EXTRACTED RECORDS:
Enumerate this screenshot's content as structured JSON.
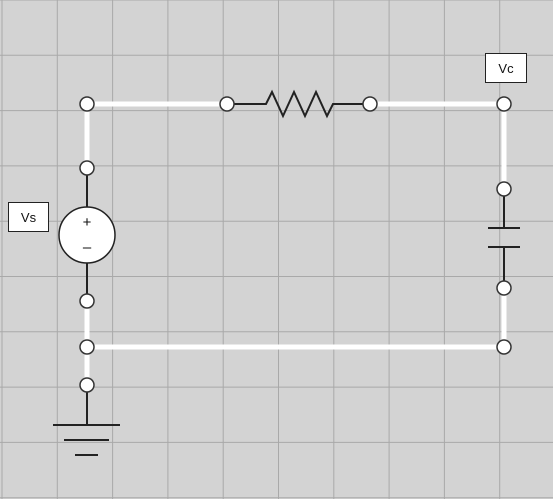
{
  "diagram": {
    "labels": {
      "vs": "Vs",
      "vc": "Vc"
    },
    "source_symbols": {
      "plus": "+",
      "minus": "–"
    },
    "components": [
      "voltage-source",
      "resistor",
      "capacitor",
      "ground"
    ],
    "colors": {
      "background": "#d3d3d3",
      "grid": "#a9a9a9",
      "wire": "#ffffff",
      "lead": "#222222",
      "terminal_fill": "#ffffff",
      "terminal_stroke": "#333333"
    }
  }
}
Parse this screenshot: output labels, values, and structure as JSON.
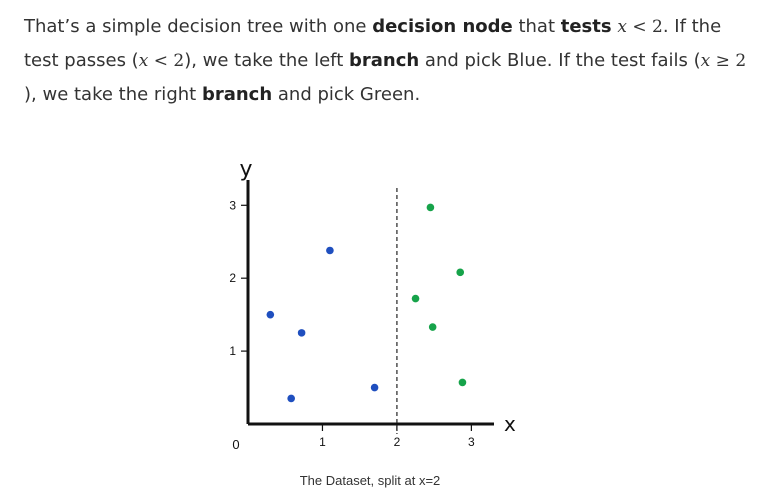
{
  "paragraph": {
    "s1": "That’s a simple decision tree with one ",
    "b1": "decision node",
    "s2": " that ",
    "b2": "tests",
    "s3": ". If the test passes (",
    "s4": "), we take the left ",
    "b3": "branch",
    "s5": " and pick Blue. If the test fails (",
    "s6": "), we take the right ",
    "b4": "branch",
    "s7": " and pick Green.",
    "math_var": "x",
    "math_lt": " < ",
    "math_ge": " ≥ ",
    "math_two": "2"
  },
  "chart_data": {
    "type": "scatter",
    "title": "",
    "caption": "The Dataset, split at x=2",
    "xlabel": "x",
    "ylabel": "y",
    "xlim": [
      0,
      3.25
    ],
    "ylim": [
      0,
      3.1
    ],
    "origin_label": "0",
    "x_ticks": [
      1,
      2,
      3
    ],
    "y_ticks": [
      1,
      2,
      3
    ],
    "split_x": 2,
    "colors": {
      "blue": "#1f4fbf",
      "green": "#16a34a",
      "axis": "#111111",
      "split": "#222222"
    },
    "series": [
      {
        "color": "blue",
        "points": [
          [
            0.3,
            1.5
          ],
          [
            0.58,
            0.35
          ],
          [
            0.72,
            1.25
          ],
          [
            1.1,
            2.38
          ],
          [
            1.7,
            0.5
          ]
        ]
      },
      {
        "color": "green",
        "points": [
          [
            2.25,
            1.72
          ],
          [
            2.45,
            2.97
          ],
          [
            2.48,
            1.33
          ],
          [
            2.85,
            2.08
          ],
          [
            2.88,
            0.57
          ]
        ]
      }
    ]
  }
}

WHAT TO PRODUCE: Copy every line of the data word for word, omitting the images.

SOLVED PROBLEM:
Enumerate this screenshot's content as structured JSON.
{
  "diagram": {
    "labels": {
      "vs": "Vs",
      "vc": "Vc"
    },
    "source_symbols": {
      "plus": "+",
      "minus": "–"
    },
    "components": [
      "voltage-source",
      "resistor",
      "capacitor",
      "ground"
    ],
    "colors": {
      "background": "#d3d3d3",
      "grid": "#a9a9a9",
      "wire": "#ffffff",
      "lead": "#222222",
      "terminal_fill": "#ffffff",
      "terminal_stroke": "#333333"
    }
  }
}
Parse this screenshot: output labels, values, and structure as JSON.
{
  "paragraph": {
    "s1": "That’s a simple decision tree with one ",
    "b1": "decision node",
    "s2": " that ",
    "b2": "tests",
    "s3": ". If the test passes (",
    "s4": "), we take the left ",
    "b3": "branch",
    "s5": " and pick Blue. If the test fails (",
    "s6": "), we take the right ",
    "b4": "branch",
    "s7": " and pick Green.",
    "math_var": "x",
    "math_lt": " < ",
    "math_ge": " ≥ ",
    "math_two": "2"
  },
  "chart_data": {
    "type": "scatter",
    "title": "",
    "caption": "The Dataset, split at x=2",
    "xlabel": "x",
    "ylabel": "y",
    "xlim": [
      0,
      3.25
    ],
    "ylim": [
      0,
      3.1
    ],
    "origin_label": "0",
    "x_ticks": [
      1,
      2,
      3
    ],
    "y_ticks": [
      1,
      2,
      3
    ],
    "split_x": 2,
    "colors": {
      "blue": "#1f4fbf",
      "green": "#16a34a",
      "axis": "#111111",
      "split": "#222222"
    },
    "series": [
      {
        "color": "blue",
        "points": [
          [
            0.3,
            1.5
          ],
          [
            0.58,
            0.35
          ],
          [
            0.72,
            1.25
          ],
          [
            1.1,
            2.38
          ],
          [
            1.7,
            0.5
          ]
        ]
      },
      {
        "color": "green",
        "points": [
          [
            2.25,
            1.72
          ],
          [
            2.45,
            2.97
          ],
          [
            2.48,
            1.33
          ],
          [
            2.85,
            2.08
          ],
          [
            2.88,
            0.57
          ]
        ]
      }
    ]
  }
}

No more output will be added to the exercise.